··· The records

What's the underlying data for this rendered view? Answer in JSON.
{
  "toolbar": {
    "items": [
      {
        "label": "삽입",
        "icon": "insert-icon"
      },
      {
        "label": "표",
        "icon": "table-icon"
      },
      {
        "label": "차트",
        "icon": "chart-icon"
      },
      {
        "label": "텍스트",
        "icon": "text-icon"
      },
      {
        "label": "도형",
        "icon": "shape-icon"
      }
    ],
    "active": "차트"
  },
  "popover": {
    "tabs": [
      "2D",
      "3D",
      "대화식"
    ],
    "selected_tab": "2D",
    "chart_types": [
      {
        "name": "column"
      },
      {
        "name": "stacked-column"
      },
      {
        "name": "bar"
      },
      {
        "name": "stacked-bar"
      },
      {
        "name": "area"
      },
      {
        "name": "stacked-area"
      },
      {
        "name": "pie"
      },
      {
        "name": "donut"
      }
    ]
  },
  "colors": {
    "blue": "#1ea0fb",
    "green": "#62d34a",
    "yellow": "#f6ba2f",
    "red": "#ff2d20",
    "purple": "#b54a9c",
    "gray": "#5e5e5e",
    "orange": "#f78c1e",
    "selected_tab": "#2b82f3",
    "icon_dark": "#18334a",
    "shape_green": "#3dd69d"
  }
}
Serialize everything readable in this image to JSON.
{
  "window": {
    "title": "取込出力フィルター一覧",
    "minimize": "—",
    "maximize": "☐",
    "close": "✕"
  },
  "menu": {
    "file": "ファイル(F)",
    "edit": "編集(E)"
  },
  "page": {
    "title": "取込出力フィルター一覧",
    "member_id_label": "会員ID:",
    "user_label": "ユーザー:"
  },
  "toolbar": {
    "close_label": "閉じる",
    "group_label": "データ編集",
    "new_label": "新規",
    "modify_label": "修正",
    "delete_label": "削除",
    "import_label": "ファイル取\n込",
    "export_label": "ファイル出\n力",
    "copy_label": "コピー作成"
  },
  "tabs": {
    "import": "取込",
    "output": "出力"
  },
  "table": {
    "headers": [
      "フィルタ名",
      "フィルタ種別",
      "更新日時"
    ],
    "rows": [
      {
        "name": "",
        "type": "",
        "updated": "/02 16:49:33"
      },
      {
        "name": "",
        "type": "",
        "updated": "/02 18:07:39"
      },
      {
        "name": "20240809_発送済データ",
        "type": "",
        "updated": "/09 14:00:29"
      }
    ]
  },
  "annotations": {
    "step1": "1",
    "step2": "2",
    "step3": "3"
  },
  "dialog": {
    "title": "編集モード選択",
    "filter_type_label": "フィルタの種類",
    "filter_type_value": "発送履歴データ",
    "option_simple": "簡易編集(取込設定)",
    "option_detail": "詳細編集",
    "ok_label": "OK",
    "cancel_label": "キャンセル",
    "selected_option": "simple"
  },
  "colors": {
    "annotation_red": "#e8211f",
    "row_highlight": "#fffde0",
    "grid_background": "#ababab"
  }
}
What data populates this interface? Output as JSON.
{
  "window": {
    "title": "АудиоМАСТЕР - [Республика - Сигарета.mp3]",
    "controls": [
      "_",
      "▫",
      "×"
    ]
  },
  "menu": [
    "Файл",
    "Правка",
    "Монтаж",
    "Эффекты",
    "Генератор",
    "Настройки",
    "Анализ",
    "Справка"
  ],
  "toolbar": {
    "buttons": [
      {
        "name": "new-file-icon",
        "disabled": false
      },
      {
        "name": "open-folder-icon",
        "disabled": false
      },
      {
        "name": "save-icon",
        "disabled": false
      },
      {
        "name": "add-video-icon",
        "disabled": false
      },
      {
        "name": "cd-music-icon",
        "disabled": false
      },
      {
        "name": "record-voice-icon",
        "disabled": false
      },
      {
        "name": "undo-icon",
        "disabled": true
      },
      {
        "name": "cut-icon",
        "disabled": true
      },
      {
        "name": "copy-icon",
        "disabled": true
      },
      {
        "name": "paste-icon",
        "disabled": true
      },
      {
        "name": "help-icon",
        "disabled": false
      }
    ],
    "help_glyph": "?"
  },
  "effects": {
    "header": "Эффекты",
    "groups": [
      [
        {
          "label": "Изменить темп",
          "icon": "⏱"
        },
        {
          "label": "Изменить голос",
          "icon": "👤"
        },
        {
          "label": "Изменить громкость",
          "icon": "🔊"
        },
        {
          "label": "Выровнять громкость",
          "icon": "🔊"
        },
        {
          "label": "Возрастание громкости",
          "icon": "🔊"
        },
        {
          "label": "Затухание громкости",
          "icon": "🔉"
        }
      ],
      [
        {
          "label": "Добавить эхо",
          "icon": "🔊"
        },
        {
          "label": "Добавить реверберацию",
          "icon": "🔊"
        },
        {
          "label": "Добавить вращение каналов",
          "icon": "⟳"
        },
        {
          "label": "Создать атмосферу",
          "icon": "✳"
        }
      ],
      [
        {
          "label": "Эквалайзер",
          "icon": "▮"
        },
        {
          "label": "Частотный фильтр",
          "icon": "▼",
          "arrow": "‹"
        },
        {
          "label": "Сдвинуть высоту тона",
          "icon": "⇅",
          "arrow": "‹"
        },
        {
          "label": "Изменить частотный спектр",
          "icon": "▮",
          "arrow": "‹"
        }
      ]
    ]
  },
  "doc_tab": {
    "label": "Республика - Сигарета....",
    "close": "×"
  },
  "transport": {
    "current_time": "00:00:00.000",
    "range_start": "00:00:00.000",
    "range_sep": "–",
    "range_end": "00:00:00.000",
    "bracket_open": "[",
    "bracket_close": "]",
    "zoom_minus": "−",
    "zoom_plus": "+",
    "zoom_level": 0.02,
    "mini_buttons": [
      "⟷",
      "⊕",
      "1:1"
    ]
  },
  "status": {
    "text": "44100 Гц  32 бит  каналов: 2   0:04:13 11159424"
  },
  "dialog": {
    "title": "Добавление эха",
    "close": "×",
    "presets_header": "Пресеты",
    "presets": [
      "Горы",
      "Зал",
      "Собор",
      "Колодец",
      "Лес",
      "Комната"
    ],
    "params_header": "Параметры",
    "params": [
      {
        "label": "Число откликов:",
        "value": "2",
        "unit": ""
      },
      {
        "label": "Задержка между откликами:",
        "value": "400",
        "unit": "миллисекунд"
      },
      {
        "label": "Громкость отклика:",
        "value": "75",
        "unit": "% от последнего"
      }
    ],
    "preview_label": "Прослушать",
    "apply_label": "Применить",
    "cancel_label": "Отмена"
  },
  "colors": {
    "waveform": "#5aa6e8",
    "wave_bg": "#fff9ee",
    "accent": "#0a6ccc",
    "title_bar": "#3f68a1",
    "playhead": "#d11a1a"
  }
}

······

#### [Exercise details]
Repeat every line of the material exactly as given.

#### [Expected output]
What's the underlying data for this rendered view? Answer in JSON.
{
  "toolbar": {
    "items": [
      {
        "label": "삽입",
        "icon": "insert-icon"
      },
      {
        "label": "표",
        "icon": "table-icon"
      },
      {
        "label": "차트",
        "icon": "chart-icon"
      },
      {
        "label": "텍스트",
        "icon": "text-icon"
      },
      {
        "label": "도형",
        "icon": "shape-icon"
      }
    ],
    "active": "차트"
  },
  "popover": {
    "tabs": [
      "2D",
      "3D",
      "대화식"
    ],
    "selected_tab": "2D",
    "chart_types": [
      {
        "name": "column"
      },
      {
        "name": "stacked-column"
      },
      {
        "name": "bar"
      },
      {
        "name": "stacked-bar"
      },
      {
        "name": "area"
      },
      {
        "name": "stacked-area"
      },
      {
        "name": "pie"
      },
      {
        "name": "donut"
      }
    ]
  },
  "colors": {
    "blue": "#1ea0fb",
    "green": "#62d34a",
    "yellow": "#f6ba2f",
    "red": "#ff2d20",
    "purple": "#b54a9c",
    "gray": "#5e5e5e",
    "orange": "#f78c1e",
    "selected_tab": "#2b82f3",
    "icon_dark": "#18334a",
    "shape_green": "#3dd69d"
  }
}
Serialize everything readable in this image to JSON.
{
  "window": {
    "title": "取込出力フィルター一覧",
    "minimize": "—",
    "maximize": "☐",
    "close": "✕"
  },
  "menu": {
    "file": "ファイル(F)",
    "edit": "編集(E)"
  },
  "page": {
    "title": "取込出力フィルター一覧",
    "member_id_label": "会員ID:",
    "user_label": "ユーザー:"
  },
  "toolbar": {
    "close_label": "閉じる",
    "group_label": "データ編集",
    "new_label": "新規",
    "modify_label": "修正",
    "delete_label": "削除",
    "import_label": "ファイル取\n込",
    "export_label": "ファイル出\n力",
    "copy_label": "コピー作成"
  },
  "tabs": {
    "import": "取込",
    "output": "出力"
  },
  "table": {
    "headers": [
      "フィルタ名",
      "フィルタ種別",
      "更新日時"
    ],
    "rows": [
      {
        "name": "",
        "type": "",
        "updated": "/02 16:49:33"
      },
      {
        "name": "",
        "type": "",
        "updated": "/02 18:07:39"
      },
      {
        "name": "20240809_発送済データ",
        "type": "",
        "updated": "/09 14:00:29"
      }
    ]
  },
  "annotations": {
    "step1": "1",
    "step2": "2",
    "step3": "3"
  },
  "dialog": {
    "title": "編集モード選択",
    "filter_type_label": "フィルタの種類",
    "filter_type_value": "発送履歴データ",
    "option_simple": "簡易編集(取込設定)",
    "option_detail": "詳細編集",
    "ok_label": "OK",
    "cancel_label": "キャンセル",
    "selected_option": "simple"
  },
  "colors": {
    "annotation_red": "#e8211f",
    "row_highlight": "#fffde0",
    "grid_background": "#ababab"
  }
}
What data populates this interface? Output as JSON.
{
  "window": {
    "title": "АудиоМАСТЕР - [Республика - Сигарета.mp3]",
    "controls": [
      "_",
      "▫",
      "×"
    ]
  },
  "menu": [
    "Файл",
    "Правка",
    "Монтаж",
    "Эффекты",
    "Генератор",
    "Настройки",
    "Анализ",
    "Справка"
  ],
  "toolbar": {
    "buttons": [
      {
        "name": "new-file-icon",
        "disabled": false
      },
      {
        "name": "open-folder-icon",
        "disabled": false
      },
      {
        "name": "save-icon",
        "disabled": false
      },
      {
        "name": "add-video-icon",
        "disabled": false
      },
      {
        "name": "cd-music-icon",
        "disabled": false
      },
      {
        "name": "record-voice-icon",
        "disabled": false
      },
      {
        "name": "undo-icon",
        "disabled": true
      },
      {
        "name": "cut-icon",
        "disabled": true
      },
      {
        "name": "copy-icon",
        "disabled": true
      },
      {
        "name": "paste-icon",
        "disabled": true
      },
      {
        "name": "help-icon",
        "disabled": false
      }
    ],
    "help_glyph": "?"
  },
  "effects": {
    "header": "Эффекты",
    "groups": [
      [
        {
          "label": "Изменить темп",
          "icon": "⏱"
        },
        {
          "label": "Изменить голос",
          "icon": "👤"
        },
        {
          "label": "Изменить громкость",
          "icon": "🔊"
        },
        {
          "label": "Выровнять громкость",
          "icon": "🔊"
        },
        {
          "label": "Возрастание громкости",
          "icon": "🔊"
        },
        {
          "label": "Затухание громкости",
          "icon": "🔉"
        }
      ],
      [
        {
          "label": "Добавить эхо",
          "icon": "🔊"
        },
        {
          "label": "Добавить реверберацию",
          "icon": "🔊"
        },
        {
          "label": "Добавить вращение каналов",
          "icon": "⟳"
        },
        {
          "label": "Создать атмосферу",
          "icon": "✳"
        }
      ],
      [
        {
          "label": "Эквалайзер",
          "icon": "▮"
        },
        {
          "label": "Частотный фильтр",
          "icon": "▼",
          "arrow": "‹"
        },
        {
          "label": "Сдвинуть высоту тона",
          "icon": "⇅",
          "arrow": "‹"
        },
        {
          "label": "Изменить частотный спектр",
          "icon": "▮",
          "arrow": "‹"
        }
      ]
    ]
  },
  "doc_tab": {
    "label": "Республика - Сигарета....",
    "close": "×"
  },
  "transport": {
    "current_time": "00:00:00.000",
    "range_start": "00:00:00.000",
    "range_sep": "–",
    "range_end": "00:00:00.000",
    "bracket_open": "[",
    "bracket_close": "]",
    "zoom_minus": "−",
    "zoom_plus": "+",
    "zoom_level": 0.02,
    "mini_buttons": [
      "⟷",
      "⊕",
      "1:1"
    ]
  },
  "status": {
    "text": "44100 Гц  32 бит  каналов: 2   0:04:13 11159424"
  },
  "dialog": {
    "title": "Добавление эха",
    "close": "×",
    "presets_header": "Пресеты",
    "presets": [
      "Горы",
      "Зал",
      "Собор",
      "Колодец",
      "Лес",
      "Комната"
    ],
    "params_header": "Параметры",
    "params": [
      {
        "label": "Число откликов:",
        "value": "2",
        "unit": ""
      },
      {
        "label": "Задержка между откликами:",
        "value": "400",
        "unit": "миллисекунд"
      },
      {
        "label": "Громкость отклика:",
        "value": "75",
        "unit": "% от последнего"
      }
    ],
    "preview_label": "Прослушать",
    "apply_label": "Применить",
    "cancel_label": "Отмена"
  },
  "colors": {
    "waveform": "#5aa6e8",
    "wave_bg": "#fff9ee",
    "accent": "#0a6ccc",
    "title_bar": "#3f68a1",
    "playhead": "#d11a1a"
  }
}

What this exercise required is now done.